WRITTEN TASK: Copy the lines holding the word "color", all of them.

Records about charts and figures:
++++++
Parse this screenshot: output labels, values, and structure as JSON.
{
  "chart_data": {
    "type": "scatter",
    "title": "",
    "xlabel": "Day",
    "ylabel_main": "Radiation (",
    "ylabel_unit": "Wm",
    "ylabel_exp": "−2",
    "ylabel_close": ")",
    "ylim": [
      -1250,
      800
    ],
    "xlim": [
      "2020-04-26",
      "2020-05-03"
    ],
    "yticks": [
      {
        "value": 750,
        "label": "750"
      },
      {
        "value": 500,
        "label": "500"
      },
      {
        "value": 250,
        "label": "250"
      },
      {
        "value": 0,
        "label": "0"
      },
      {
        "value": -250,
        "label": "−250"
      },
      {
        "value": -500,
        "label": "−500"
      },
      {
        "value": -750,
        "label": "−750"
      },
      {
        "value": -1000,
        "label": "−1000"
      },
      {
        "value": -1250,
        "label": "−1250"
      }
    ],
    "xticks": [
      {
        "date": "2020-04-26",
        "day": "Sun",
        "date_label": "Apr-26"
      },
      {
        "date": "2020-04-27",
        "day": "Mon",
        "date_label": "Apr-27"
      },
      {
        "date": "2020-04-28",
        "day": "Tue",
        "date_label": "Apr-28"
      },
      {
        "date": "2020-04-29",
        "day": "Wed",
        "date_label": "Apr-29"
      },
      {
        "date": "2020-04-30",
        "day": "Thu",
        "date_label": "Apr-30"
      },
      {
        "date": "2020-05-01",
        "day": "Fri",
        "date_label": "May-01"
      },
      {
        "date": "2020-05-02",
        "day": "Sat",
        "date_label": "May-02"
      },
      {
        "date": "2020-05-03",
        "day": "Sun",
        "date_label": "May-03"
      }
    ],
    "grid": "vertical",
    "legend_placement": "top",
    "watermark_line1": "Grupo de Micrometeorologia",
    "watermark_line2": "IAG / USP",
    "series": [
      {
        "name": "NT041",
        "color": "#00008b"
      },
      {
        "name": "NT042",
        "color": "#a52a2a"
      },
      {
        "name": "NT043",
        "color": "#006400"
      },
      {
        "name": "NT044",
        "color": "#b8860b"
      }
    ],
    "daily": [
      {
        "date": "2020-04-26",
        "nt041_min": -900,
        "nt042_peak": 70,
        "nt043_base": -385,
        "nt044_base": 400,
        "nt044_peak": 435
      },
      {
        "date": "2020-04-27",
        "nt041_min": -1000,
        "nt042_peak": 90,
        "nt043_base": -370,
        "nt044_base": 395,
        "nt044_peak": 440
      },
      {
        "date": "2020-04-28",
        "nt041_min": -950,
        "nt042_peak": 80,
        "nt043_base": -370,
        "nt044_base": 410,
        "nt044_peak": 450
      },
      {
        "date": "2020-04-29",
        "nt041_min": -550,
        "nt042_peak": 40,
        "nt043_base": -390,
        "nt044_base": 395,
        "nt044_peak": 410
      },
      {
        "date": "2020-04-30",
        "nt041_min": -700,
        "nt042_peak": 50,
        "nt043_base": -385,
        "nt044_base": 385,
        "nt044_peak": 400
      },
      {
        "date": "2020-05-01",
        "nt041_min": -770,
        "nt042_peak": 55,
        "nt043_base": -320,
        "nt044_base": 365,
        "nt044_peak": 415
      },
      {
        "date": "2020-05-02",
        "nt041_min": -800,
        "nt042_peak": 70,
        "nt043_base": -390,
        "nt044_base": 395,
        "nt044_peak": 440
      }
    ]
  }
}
++++++
SOLUTION:
        "color": "#00008b"
        "color": "#a52a2a"
        "color": "#006400"
        "color": "#b8860b"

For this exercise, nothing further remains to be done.